*SUPPLIED TEXT*
"""

[pve-devel] [PATCH qemu] add pve-api-updates trigger

Mon Aug 12 14:27:55 CEST 2019

Am 8/12/19 um 12:06 PM schrieb Dominik Csapak:
> On 8/12/19 11:43 AM, Thomas Lamprecht wrote:
>> Am 8/12/19 um 10:37 AM schrieb Dominik Csapak:
>>> we want to notify the api that there is a new qemu-binary, since
>>> the version will be cached in qemu-server and instead of
>>> checking the version every time, just restart pveproxy/pvedaemon
>>> whenever there is a qemu update
>>>
>>> this fixes a rare theoretical issue when only updating qemu, that
>>> the pvedaemon starts a vm with a new version but with the
>>> defaults of an old version because of the version cache,
>>> breaking live migration
>>>
>>> Signed-off-by: Dominik Csapak <d.csapak at proxmox.com>
>>> ---
>>> i do not know if that issue was ever triggered, but it seems
>>> very unlikely, so this is just to be safe
>>>
>>> the other alternative, either dont cache the version, or caching
>>> and checking the file timestamp would also work, but this is the 'cheaper'
>>> solution overall, since we do not update pve-qemu-kvm that often
>>
>> This also triggers a full HA LRM/CRM restart, not really cheap either.
>>
>> Is the LRM with the direct access to the API module (in a always newly
>> forked worker) also affected by the caching "issue" from a call to the
>> "QemuServer::kvm_user_version" method?
> 
> afaics yes, since we do a 'require and import' of the QemuServer package
> in the BEGIN block which does not get rexecuted after forking there,
> am i right?

Yeah, you're right.

>>
>> Else I'd either just:
>>
>> * restart pve- proxy/daemon "manually" in the configure step
> 
> is not solving the problem for lrm (if affected)
> 
>> * improve the caching detection by doing your proposed "/usr/sbin/kvm"
>>    stat call
> 
> possible and ok for me
> 
>> * removing caching entirely
> 
> i think we should not do that

As said, measure and then decide with some facts as a base..

> 
>>
>> Maybe you could benchmark if the removal of the caching is really a big
>> performance "hit", I'd guess so as fork+exec is not too cheap..
>> If it's not just a few percent points I'd to the stat thing, I really
>> want to avoid LRM/CRM restarts if possible.

"""

*DATA ENTRIES*

"""

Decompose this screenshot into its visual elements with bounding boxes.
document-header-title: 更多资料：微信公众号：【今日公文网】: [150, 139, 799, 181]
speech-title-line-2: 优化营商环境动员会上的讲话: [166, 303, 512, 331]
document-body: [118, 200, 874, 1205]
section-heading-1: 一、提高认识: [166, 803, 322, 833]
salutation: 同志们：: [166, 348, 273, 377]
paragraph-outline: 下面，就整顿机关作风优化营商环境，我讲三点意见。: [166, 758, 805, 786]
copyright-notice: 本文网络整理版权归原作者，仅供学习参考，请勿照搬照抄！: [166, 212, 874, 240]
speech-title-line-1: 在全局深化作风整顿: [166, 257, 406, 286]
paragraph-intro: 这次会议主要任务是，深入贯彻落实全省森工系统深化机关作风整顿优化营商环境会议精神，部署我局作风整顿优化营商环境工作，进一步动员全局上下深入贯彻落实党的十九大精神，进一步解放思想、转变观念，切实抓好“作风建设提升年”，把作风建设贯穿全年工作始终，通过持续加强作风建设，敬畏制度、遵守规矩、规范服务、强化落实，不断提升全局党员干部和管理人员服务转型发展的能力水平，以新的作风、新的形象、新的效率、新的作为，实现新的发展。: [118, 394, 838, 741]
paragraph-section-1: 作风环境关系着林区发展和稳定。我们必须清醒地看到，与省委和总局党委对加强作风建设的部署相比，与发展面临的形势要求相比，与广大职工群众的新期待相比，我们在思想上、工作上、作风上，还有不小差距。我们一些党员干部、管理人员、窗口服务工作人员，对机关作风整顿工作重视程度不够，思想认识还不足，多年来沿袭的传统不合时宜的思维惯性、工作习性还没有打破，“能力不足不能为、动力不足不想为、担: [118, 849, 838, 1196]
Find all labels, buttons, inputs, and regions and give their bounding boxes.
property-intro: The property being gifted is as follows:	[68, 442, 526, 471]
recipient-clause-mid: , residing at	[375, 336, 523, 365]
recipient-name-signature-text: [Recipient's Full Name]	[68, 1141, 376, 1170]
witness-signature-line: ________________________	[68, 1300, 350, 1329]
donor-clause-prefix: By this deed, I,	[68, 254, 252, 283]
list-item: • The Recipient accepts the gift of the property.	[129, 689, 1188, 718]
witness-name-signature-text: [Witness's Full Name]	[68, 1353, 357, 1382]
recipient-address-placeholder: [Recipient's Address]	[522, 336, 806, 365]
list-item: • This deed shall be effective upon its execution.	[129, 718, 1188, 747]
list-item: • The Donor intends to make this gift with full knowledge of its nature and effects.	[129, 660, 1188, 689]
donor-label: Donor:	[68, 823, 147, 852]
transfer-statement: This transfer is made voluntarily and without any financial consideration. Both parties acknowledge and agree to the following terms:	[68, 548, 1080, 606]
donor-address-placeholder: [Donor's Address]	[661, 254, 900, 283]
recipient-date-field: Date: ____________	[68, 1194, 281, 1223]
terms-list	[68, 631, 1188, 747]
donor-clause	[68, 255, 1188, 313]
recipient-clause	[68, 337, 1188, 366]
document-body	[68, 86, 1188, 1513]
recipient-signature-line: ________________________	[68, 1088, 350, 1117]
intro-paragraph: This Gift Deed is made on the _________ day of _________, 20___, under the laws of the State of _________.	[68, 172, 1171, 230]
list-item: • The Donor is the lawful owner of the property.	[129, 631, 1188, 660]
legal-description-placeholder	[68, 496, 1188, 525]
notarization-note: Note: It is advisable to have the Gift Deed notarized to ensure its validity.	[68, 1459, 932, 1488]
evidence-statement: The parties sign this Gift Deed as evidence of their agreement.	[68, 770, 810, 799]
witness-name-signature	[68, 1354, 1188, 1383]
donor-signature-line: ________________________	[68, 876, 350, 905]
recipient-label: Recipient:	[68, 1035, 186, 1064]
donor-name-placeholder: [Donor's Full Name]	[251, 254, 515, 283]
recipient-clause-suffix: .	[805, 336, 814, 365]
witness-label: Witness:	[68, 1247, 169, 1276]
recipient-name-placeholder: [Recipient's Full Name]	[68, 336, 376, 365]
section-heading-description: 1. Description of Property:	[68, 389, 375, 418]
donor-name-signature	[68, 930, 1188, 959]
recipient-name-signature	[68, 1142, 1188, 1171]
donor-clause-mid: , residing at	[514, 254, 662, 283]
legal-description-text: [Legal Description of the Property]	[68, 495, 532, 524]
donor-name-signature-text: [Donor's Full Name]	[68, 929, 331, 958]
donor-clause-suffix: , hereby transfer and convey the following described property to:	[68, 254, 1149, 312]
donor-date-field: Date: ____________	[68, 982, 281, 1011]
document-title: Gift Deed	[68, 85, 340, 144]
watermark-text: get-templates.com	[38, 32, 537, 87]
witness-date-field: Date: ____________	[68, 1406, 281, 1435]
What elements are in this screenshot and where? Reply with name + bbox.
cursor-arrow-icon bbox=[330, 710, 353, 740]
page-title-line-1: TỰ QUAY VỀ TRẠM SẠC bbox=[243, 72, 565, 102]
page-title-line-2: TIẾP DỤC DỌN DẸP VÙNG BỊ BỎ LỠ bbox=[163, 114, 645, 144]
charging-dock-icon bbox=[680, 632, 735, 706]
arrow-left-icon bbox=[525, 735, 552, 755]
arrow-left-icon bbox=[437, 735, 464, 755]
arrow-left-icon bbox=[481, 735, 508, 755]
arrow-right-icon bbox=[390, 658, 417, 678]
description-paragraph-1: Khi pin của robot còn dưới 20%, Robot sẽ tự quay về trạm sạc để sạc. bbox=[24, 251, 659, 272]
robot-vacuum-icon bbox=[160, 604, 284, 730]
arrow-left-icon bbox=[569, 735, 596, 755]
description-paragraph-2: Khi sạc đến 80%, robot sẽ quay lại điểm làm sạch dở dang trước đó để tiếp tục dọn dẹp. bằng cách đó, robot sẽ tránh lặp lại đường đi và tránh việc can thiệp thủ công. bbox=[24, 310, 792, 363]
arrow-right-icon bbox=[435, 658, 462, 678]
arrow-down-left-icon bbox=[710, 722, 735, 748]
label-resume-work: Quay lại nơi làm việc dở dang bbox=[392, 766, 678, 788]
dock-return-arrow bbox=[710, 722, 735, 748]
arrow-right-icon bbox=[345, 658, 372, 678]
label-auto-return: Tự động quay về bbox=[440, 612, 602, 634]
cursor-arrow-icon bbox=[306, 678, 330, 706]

"""

*THINGS TO DO*
(a) In the qemu patch thread, why is the LRM also affected by the version caching? Answer in one to three sentences.
(b) Pick up the qemu patch thread and continue it from its last line.
The listing has nothing to do with the patch thread above it.

*OUTPUTS*
(a) The QemuServer package is loaded with a "require and import" in a BEGIN block. That block is not re-executed after forking, so even the LRM's newly forked workers keep the cached qemu version.

(b)
> 
> i proposed this change since the frequency of which we update qemu is
> rather low (~once per month) which mostly is shipped together with other
> updates which trigger the api-update anyway (e.g. pve-manager,qemu-server,pve-storage,etc.)
> instead of having a penalty on every vm start...

It would be great to first find out how big that penality is in the
first place ;) While I'd also guess that it may be in the uncofortable
range it's just easier to decide from actual values. If it adds < 1ms
I'd see it as just fine.

> 
> but i am ok with the stat approach
> 

IMO it's more correct, caching normally needs do be done in a way where it
returns the correct value, sooner or later, this can only be omitted if one
knows for sure that the cache get invalidate periodically anyway. As this
is not the case here we either need to fix caching or omit it, as it's a
bug else, and one that should not be solved by restarting the whole services.

Ah alternative could also be to add a cache invalidation method which sends
a signal (e.g., USR1 or the like) to the child processes calling a (new)
method which sets the kvm_user_version (and possible others?) to undef/0,
or whatever the value for "I'm not cached" is.. But that needs probably some
more thought about general design (to include other users, if any) and may
be over-engineered. So I'd go for the stat approach.

Another alternative could be to have a version file somewhere in /run (tmpfs,
so memory, so fast) which gets updated by:
* pve-qemu packages postinst
* the kvm_user_version call if it does not exists as fallback

just as an idea, but please no restart of >= 5 services just for this..